SET PROBLEM:
Pictures stay out; everything else in the records below is copied exactly.

___ RECORDS FOR THE EXERCISE ___

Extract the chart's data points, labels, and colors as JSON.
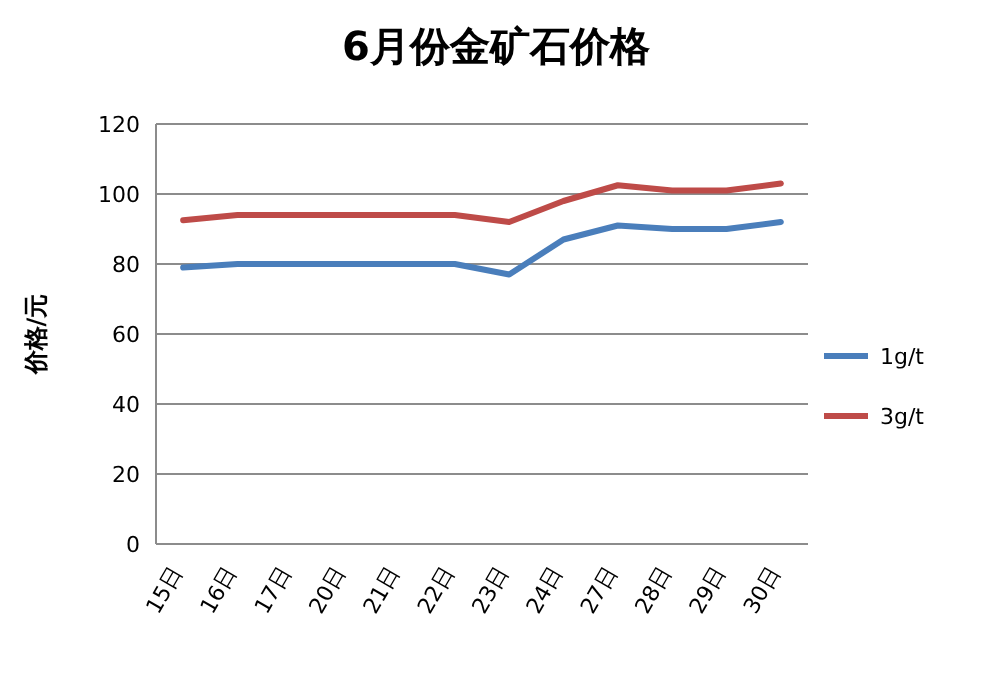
{
  "chart_data": {
    "type": "line",
    "title": "6月份金矿石价格",
    "ylabel": "价格/元",
    "categories": [
      "15日",
      "16日",
      "17日",
      "20日",
      "21日",
      "22日",
      "23日",
      "24日",
      "27日",
      "28日",
      "29日",
      "30日"
    ],
    "series": [
      {
        "name": "1g/t",
        "color": "#4a7ebb",
        "values": [
          79,
          80,
          80,
          80,
          80,
          80,
          77,
          87,
          91,
          90,
          90,
          92
        ]
      },
      {
        "name": "3g/t",
        "color": "#be4b48",
        "values": [
          92.5,
          94,
          94,
          94,
          94,
          94,
          92,
          98,
          102.5,
          101,
          101,
          103
        ]
      }
    ],
    "ylim": [
      0,
      120
    ],
    "yticks": [
      0,
      20,
      40,
      60,
      80,
      100,
      120
    ],
    "grid": "y",
    "legend": "right",
    "marker": "none",
    "line_style": "solid"
  }
}
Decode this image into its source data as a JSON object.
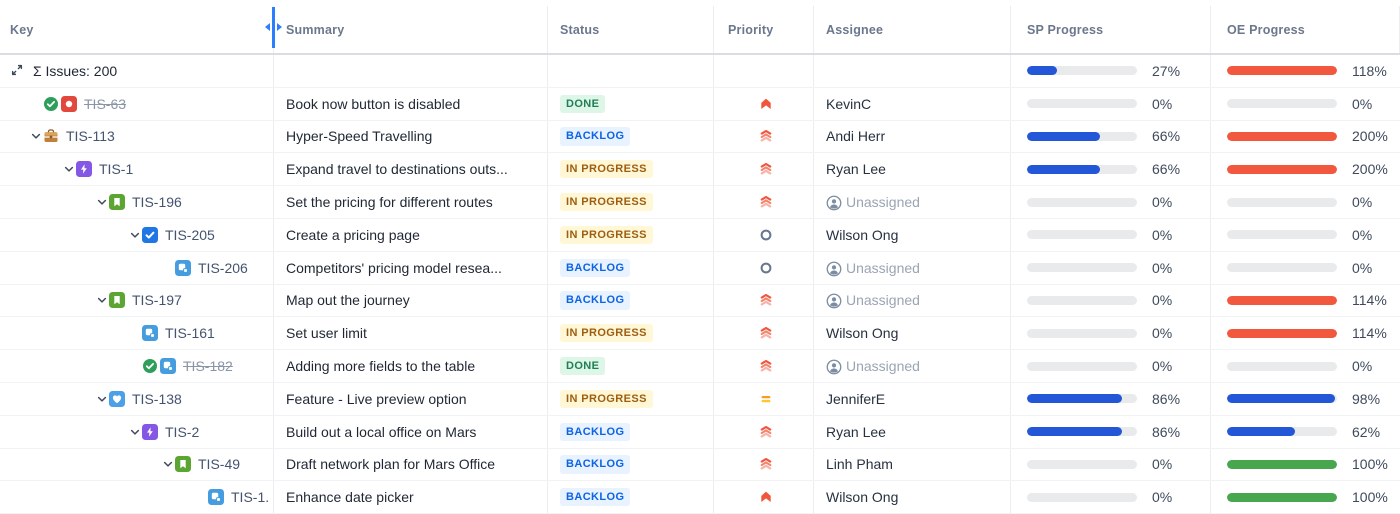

___

FINAL RESULT:
Extract the chart's data points, labels, and colors as JSON.
{
  "chart_data": {
    "type": "line",
    "title": "6月份金矿石价格",
    "ylabel": "价格/元",
    "categories": [
      "15日",
      "16日",
      "17日",
      "20日",
      "21日",
      "22日",
      "23日",
      "24日",
      "27日",
      "28日",
      "29日",
      "30日"
    ],
    "series": [
      {
        "name": "1g/t",
        "color": "#4a7ebb",
        "values": [
          79,
          80,
          80,
          80,
          80,
          80,
          77,
          87,
          91,
          90,
          90,
          92
        ]
      },
      {
        "name": "3g/t",
        "color": "#be4b48",
        "values": [
          92.5,
          94,
          94,
          94,
          94,
          94,
          92,
          98,
          102.5,
          101,
          101,
          103
        ]
      }
    ],
    "ylim": [
      0,
      120
    ],
    "yticks": [
      0,
      20,
      40,
      60,
      80,
      100,
      120
    ],
    "grid": "y",
    "legend": "right",
    "marker": "none",
    "line_style": "solid"
  }
}
Decode this image into its source data as a JSON object.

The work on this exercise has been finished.